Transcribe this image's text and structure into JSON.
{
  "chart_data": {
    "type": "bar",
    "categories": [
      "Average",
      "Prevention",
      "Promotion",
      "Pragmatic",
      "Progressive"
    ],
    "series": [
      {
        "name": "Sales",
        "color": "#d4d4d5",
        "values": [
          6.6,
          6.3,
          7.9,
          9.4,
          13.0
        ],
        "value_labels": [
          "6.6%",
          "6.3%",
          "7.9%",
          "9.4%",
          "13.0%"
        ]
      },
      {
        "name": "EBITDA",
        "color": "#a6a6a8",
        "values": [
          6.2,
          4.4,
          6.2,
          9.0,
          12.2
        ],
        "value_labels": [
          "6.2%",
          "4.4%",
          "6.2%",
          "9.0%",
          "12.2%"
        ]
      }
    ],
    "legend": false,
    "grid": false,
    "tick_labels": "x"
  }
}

○ ○ ○ ○

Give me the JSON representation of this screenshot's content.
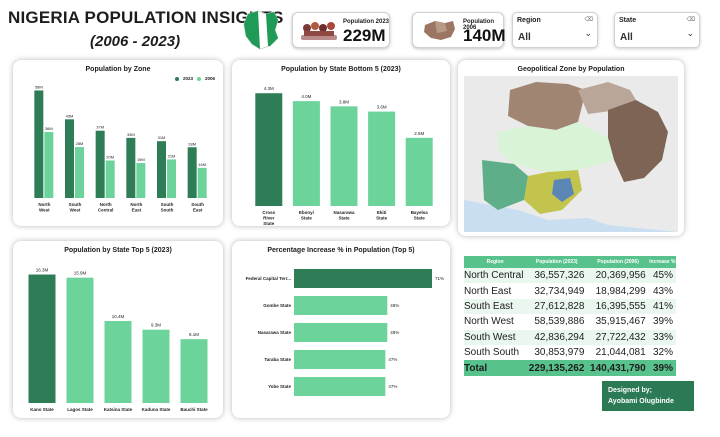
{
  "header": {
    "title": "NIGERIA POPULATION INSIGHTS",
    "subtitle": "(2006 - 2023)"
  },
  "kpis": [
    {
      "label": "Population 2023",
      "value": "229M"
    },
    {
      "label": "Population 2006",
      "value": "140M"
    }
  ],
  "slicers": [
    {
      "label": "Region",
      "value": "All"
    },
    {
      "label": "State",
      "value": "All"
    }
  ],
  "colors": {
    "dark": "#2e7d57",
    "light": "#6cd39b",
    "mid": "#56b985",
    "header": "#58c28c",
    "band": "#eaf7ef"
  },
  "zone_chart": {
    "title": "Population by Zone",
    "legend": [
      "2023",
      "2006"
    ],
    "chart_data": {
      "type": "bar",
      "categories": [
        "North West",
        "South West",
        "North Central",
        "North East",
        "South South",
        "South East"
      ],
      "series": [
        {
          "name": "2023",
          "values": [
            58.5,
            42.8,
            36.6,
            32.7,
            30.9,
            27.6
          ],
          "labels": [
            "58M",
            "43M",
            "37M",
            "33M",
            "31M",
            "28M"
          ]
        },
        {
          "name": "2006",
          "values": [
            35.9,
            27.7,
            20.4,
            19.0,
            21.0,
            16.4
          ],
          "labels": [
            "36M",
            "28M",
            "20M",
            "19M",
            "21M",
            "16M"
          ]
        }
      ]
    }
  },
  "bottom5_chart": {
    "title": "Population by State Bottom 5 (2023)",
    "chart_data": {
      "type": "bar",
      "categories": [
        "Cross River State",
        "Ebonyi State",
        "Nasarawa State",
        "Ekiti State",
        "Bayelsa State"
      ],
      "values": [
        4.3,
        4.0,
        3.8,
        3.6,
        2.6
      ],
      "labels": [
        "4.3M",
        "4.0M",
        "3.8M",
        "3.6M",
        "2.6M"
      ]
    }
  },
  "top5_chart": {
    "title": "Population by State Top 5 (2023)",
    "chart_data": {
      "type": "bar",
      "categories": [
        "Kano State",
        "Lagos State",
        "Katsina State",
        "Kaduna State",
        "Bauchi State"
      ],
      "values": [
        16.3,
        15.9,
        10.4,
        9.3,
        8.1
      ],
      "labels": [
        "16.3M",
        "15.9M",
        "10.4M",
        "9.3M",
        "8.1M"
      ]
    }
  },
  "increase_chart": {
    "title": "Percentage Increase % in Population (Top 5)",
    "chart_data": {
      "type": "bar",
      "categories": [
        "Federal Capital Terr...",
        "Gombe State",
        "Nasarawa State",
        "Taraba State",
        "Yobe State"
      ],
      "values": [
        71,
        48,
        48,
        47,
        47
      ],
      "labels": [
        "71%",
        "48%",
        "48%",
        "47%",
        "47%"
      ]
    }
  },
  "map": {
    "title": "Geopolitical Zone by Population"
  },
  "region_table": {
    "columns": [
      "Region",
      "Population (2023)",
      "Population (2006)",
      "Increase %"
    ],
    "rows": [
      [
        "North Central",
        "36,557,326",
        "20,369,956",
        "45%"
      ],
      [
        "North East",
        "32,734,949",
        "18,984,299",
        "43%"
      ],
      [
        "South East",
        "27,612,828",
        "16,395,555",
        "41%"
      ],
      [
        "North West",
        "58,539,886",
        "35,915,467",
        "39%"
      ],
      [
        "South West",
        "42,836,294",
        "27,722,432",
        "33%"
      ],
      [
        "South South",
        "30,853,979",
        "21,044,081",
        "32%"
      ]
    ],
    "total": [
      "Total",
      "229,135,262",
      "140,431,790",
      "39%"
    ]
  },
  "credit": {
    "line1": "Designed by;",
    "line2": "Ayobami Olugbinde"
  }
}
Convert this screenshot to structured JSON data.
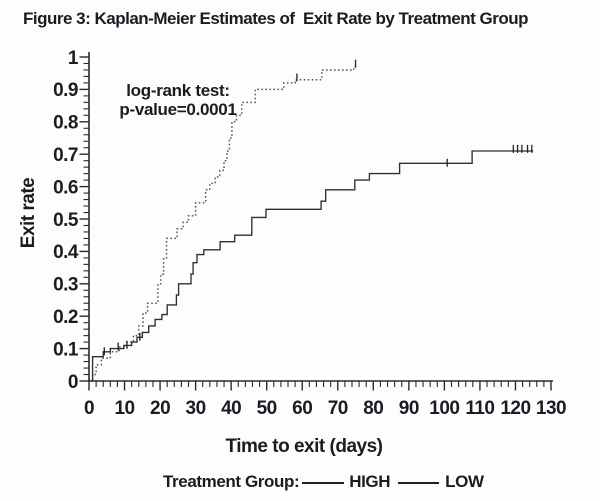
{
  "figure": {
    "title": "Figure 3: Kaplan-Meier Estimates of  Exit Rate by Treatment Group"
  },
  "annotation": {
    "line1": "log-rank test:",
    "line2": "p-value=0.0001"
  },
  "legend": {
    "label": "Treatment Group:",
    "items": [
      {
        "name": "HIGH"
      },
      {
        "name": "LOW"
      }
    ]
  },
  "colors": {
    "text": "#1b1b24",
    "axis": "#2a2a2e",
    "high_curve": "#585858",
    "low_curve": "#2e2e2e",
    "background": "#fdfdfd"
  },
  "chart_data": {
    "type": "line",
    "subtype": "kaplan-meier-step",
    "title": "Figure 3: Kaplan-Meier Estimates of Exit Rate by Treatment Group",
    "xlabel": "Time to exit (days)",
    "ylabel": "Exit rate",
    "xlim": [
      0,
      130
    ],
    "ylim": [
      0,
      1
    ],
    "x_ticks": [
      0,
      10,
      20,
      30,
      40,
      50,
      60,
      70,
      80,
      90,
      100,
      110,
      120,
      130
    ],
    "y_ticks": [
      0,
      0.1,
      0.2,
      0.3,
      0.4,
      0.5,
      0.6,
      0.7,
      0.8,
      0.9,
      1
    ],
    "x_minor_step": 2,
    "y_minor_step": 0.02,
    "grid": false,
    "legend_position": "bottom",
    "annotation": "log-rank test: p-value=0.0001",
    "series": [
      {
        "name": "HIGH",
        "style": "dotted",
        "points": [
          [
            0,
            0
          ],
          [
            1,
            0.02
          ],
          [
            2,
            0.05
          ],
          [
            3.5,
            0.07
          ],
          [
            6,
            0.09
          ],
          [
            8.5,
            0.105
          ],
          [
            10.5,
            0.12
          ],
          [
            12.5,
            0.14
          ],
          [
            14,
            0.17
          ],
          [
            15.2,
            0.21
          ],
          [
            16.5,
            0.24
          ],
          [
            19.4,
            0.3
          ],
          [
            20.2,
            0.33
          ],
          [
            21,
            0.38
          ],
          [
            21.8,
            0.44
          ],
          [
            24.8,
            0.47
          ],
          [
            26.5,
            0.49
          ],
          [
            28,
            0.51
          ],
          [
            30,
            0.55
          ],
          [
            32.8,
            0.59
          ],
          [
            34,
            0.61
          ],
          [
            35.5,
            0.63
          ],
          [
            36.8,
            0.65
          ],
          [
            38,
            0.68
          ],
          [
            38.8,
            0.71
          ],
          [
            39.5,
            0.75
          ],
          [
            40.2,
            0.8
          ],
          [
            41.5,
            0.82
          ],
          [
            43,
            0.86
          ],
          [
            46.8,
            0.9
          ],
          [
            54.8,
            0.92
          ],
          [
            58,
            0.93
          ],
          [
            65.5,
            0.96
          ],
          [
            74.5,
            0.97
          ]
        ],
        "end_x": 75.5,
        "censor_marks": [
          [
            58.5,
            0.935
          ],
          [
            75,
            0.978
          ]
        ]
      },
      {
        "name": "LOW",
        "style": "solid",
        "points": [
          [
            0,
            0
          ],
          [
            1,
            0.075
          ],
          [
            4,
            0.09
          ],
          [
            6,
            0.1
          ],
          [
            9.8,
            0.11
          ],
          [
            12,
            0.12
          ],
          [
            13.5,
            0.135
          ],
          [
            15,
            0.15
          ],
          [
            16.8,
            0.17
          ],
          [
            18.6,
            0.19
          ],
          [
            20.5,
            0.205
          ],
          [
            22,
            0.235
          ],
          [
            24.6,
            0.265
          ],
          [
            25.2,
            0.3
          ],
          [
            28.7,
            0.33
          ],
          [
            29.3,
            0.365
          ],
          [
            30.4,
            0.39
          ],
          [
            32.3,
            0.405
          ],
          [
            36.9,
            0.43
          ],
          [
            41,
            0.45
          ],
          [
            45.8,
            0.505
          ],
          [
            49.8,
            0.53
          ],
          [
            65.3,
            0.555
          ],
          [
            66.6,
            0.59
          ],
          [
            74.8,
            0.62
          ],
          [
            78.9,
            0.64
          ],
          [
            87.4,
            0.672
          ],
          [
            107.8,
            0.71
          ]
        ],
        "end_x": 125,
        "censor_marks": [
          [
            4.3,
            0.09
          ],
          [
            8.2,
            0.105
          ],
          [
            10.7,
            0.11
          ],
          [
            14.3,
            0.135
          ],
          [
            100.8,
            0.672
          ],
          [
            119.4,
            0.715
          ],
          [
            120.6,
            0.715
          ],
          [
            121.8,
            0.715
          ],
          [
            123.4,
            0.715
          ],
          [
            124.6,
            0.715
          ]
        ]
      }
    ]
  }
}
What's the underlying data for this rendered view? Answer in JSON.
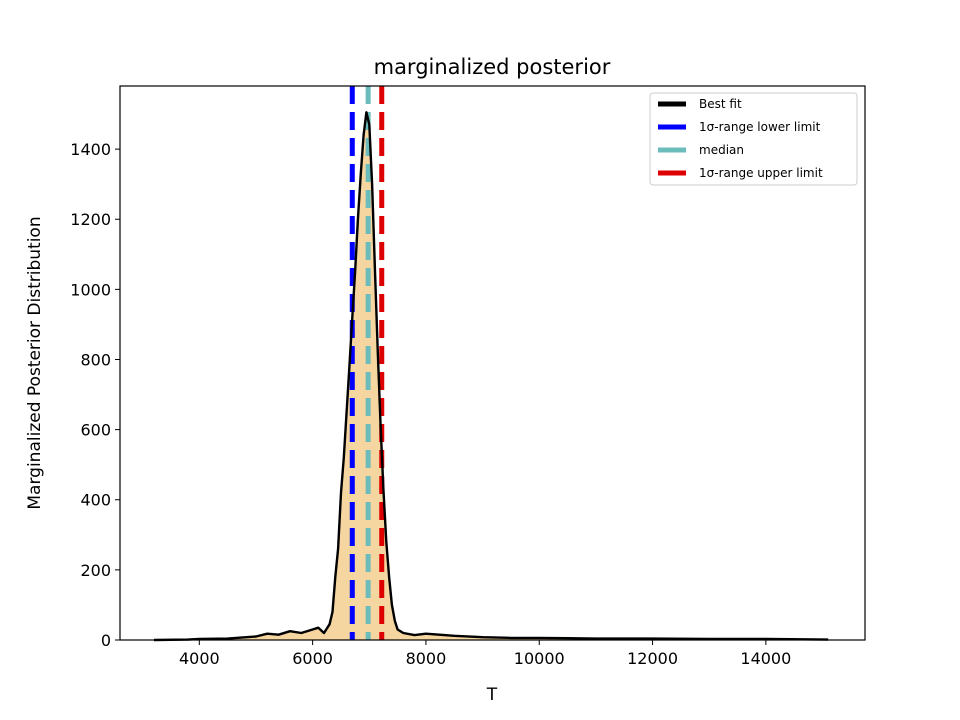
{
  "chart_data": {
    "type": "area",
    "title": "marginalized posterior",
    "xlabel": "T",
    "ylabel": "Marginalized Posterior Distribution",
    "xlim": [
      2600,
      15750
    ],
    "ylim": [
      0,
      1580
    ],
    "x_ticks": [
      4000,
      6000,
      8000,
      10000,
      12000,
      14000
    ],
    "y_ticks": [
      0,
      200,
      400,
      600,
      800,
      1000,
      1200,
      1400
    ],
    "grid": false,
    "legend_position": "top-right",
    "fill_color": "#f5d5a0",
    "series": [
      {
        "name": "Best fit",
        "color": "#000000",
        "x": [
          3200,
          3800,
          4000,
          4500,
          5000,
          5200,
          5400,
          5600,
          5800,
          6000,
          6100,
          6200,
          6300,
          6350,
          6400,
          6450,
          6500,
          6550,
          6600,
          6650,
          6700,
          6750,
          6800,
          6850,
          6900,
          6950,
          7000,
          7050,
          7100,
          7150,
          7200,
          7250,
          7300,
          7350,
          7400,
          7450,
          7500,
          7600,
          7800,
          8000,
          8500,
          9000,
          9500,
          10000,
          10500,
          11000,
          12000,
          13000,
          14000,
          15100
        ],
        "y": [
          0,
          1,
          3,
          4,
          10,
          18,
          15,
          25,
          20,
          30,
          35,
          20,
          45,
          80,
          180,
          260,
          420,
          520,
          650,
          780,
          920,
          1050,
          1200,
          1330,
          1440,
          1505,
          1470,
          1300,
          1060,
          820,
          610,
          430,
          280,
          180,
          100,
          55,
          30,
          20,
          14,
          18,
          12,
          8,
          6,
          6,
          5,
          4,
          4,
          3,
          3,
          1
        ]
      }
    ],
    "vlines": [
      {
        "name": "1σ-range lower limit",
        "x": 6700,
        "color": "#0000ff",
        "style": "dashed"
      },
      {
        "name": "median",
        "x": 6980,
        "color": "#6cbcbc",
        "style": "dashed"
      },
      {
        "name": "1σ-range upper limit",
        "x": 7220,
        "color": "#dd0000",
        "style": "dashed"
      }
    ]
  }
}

○ ○ ○ ○

Instructions to follow. Copy all lines from the material that contain "Group".

Result of the task.
    "title": "Figure 3: Kaplan-Meier Estimates of  Exit Rate by Treatment Group"
    "label": "Treatment Group:",
    "title": "Figure 3: Kaplan-Meier Estimates of Exit Rate by Treatment Group",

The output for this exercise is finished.